» **GIVEN EXERCISE**: Pictures do not belong in the copy; restate the records below word for word.

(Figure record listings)
==*==

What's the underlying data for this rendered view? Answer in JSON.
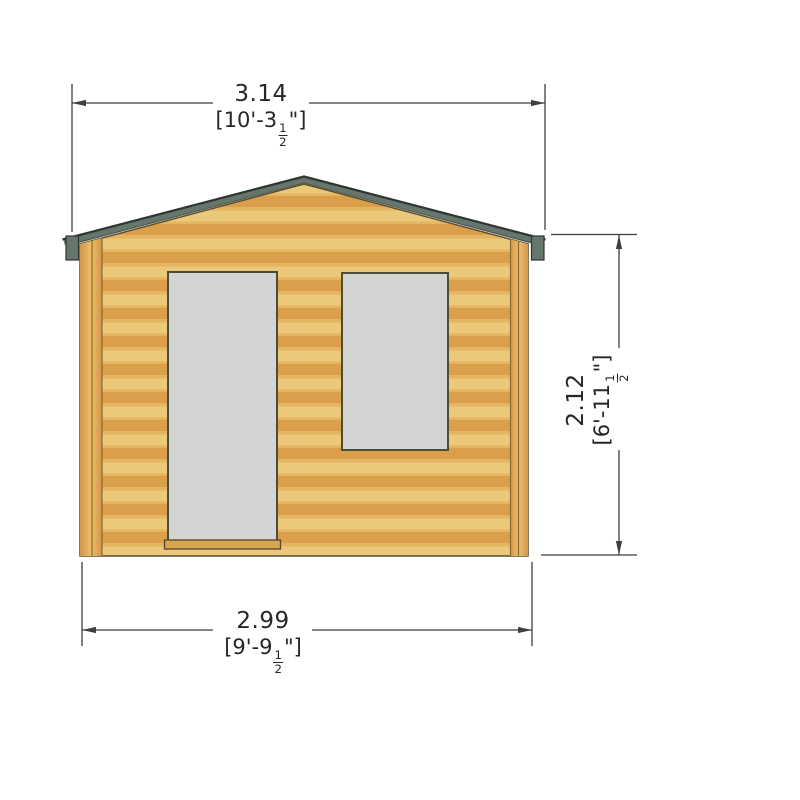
{
  "title": "Log cabin front elevation with dimensions",
  "dimensions": {
    "overall_width": {
      "metric": "3.14",
      "imperial_prefix": "[10'-3",
      "fraction_numerator": "1",
      "fraction_denominator": "2",
      "imperial_suffix": "\"]"
    },
    "wall_height": {
      "metric": "2.12",
      "imperial_prefix": "[6'-11",
      "fraction_numerator": "1",
      "fraction_denominator": "2",
      "imperial_suffix": "\"]"
    },
    "base_width": {
      "metric": "2.99",
      "imperial_prefix": "[9'-9",
      "fraction_numerator": "1",
      "fraction_denominator": "2",
      "imperial_suffix": "\"]"
    }
  },
  "building": {
    "parts": [
      "gable-roof",
      "log-wall",
      "left-corner-post",
      "right-corner-post",
      "door",
      "window",
      "door-threshold"
    ]
  },
  "colors": {
    "wood_light": "#ecc87a",
    "wood_dark": "#db9e4a",
    "wood_mid": "#e5b562",
    "post_light": "#ecbf6a",
    "post_dark": "#d4954a",
    "post_seam": "#8a6a30",
    "roof": "#66766d",
    "roof_edge": "#2e3632",
    "frame": "#4c4c38",
    "glass": "#d3d5d2",
    "threshold": "#d7a54e",
    "outline": "#5a4e2c",
    "dim_line": "#3f3f3f"
  }
}
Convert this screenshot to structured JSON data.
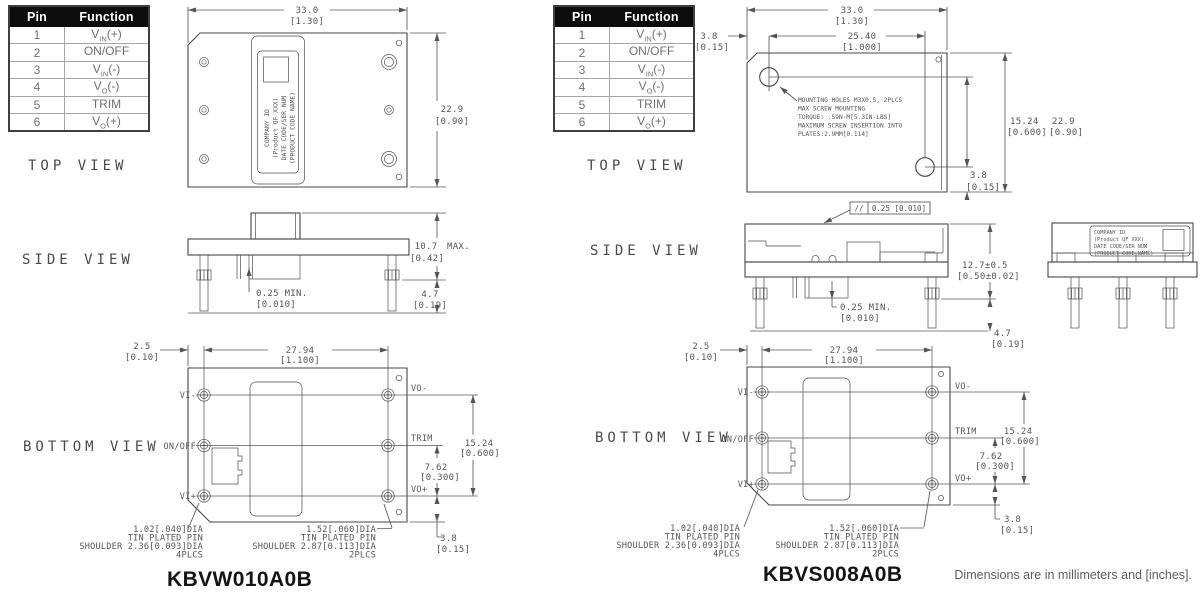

==*==

» **TASK RESPONSE**:
What's the underlying data for this rendered view? Answer in JSON.
{
  "title": "Log cabin front elevation with dimensions",
  "dimensions": {
    "overall_width": {
      "metric": "3.14",
      "imperial_prefix": "[10'-3",
      "fraction_numerator": "1",
      "fraction_denominator": "2",
      "imperial_suffix": "\"]"
    },
    "wall_height": {
      "metric": "2.12",
      "imperial_prefix": "[6'-11",
      "fraction_numerator": "1",
      "fraction_denominator": "2",
      "imperial_suffix": "\"]"
    },
    "base_width": {
      "metric": "2.99",
      "imperial_prefix": "[9'-9",
      "fraction_numerator": "1",
      "fraction_denominator": "2",
      "imperial_suffix": "\"]"
    }
  },
  "building": {
    "parts": [
      "gable-roof",
      "log-wall",
      "left-corner-post",
      "right-corner-post",
      "door",
      "window",
      "door-threshold"
    ]
  },
  "colors": {
    "wood_light": "#ecc87a",
    "wood_dark": "#db9e4a",
    "wood_mid": "#e5b562",
    "post_light": "#ecbf6a",
    "post_dark": "#d4954a",
    "post_seam": "#8a6a30",
    "roof": "#66766d",
    "roof_edge": "#2e3632",
    "frame": "#4c4c38",
    "glass": "#d3d5d2",
    "threshold": "#d7a54e",
    "outline": "#5a4e2c",
    "dim_line": "#3f3f3f"
  }
}
Convert this screenshot to structured JSON data.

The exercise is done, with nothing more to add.